● **Task directions**: Retype the records that come next, word for word.

(Records from a data source)
(begin)

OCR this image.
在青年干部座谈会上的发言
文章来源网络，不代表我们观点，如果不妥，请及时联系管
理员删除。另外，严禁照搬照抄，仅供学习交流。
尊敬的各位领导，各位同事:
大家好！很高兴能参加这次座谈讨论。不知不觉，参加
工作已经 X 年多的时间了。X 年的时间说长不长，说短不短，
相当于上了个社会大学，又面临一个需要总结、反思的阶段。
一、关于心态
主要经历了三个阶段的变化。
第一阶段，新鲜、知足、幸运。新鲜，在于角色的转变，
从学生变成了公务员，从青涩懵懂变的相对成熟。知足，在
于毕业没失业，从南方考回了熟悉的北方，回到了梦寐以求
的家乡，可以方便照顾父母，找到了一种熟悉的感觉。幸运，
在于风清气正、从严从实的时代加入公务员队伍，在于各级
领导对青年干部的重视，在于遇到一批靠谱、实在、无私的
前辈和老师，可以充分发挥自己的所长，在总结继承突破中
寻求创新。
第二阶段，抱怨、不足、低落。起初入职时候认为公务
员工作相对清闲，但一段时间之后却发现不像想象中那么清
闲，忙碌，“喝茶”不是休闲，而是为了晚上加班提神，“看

(end)

● **Response below**:
OCR this image.
在青年干部座谈会上的发言
文章来源网络，不代表我们观点，如果不妥，请及时联系管
理员删除。另外，严禁照搬照抄，仅供学习交流。
尊敬的各位领导，各位同事:
大家好！很高兴能参加这次座谈讨论。不知不觉，参加
工作已经 X 年多的时间了。X 年的时间说长不长，说短不短，
相当于上了个社会大学，又面临一个需要总结、反思的阶段。
一、关于心态
主要经历了三个阶段的变化。
第一阶段，新鲜、知足、幸运。新鲜，在于角色的转变，
从学生变成了公务员，从青涩懵懂变的相对成熟。知足，在
于毕业没失业，从南方考回了熟悉的北方，回到了梦寐以求
的家乡，可以方便照顾父母，找到了一种熟悉的感觉。幸运，
在于风清气正、从严从实的时代加入公务员队伍，在于各级
领导对青年干部的重视，在于遇到一批靠谱、实在、无私的
前辈和老师，可以充分发挥自己的所长，在总结继承突破中
寻求创新。
第二阶段，抱怨、不足、低落。起初入职时候认为公务
员工作相对清闲，但一段时间之后却发现不像想象中那么清
闲，忙碌，“喝茶”不是休闲，而是为了晚上加班提神，“看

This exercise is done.